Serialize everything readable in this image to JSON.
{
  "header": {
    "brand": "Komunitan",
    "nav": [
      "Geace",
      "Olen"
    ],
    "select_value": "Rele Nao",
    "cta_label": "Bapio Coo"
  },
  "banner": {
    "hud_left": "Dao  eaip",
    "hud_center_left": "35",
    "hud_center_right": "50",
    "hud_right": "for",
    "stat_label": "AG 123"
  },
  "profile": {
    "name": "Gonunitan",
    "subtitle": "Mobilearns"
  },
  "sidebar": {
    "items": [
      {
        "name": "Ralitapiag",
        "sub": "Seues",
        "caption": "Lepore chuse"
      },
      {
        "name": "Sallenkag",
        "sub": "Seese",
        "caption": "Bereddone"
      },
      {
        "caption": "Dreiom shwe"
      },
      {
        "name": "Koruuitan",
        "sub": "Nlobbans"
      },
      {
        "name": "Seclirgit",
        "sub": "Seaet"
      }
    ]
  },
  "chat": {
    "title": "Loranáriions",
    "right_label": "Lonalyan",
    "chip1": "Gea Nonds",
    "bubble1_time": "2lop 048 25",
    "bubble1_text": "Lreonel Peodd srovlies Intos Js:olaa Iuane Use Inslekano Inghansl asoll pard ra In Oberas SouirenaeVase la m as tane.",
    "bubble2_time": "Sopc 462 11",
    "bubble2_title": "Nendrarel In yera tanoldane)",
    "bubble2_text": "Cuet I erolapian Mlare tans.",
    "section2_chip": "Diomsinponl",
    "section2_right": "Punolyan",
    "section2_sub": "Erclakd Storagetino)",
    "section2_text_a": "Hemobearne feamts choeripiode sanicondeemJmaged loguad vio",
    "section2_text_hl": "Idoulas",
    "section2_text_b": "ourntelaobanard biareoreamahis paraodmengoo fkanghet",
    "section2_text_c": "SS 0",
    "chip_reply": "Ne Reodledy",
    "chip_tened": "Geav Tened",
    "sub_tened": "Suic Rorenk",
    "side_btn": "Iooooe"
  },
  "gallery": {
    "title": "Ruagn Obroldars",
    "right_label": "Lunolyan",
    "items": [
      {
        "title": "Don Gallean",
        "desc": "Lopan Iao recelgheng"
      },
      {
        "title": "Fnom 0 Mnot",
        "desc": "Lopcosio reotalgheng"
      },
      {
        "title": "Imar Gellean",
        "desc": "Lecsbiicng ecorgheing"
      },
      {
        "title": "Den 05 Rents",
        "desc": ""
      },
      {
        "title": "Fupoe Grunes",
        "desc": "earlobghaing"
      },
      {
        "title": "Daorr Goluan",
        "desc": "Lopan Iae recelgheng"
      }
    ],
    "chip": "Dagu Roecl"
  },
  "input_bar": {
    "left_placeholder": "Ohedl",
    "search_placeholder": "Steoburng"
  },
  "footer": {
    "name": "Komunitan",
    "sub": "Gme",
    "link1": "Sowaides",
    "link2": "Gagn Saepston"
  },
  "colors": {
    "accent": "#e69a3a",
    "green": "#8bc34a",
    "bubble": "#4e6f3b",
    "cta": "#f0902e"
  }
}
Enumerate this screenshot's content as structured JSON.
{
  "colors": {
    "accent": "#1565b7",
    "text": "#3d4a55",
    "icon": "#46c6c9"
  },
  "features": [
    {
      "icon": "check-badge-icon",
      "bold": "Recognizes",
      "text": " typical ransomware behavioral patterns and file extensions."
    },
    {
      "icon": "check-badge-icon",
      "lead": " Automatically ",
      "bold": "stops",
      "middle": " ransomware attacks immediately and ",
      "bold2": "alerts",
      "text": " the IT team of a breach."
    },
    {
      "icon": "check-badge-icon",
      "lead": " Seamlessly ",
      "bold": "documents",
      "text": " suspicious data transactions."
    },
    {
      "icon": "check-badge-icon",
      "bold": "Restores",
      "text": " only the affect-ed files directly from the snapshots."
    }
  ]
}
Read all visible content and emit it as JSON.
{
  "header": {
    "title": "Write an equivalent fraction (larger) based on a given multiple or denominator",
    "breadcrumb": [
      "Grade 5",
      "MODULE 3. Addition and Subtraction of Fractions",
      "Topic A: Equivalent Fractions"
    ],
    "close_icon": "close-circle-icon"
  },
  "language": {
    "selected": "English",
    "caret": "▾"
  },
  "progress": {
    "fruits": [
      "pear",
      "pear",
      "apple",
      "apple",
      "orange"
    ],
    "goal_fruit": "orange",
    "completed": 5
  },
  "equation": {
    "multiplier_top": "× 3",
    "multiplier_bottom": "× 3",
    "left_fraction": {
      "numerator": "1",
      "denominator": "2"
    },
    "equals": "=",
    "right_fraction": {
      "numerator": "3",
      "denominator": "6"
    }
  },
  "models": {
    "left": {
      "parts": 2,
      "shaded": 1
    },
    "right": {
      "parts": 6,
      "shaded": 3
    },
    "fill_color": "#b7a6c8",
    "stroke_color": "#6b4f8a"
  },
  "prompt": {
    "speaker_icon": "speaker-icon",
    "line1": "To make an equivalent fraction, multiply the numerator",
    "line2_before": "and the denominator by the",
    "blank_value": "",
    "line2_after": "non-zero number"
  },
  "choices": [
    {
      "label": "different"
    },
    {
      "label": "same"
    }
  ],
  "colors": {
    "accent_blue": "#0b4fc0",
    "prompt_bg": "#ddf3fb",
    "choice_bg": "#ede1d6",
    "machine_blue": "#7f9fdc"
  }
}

To be done >> Tally the lines of the records holding the word "Fractions", then state only the tally.

Task solution >> 2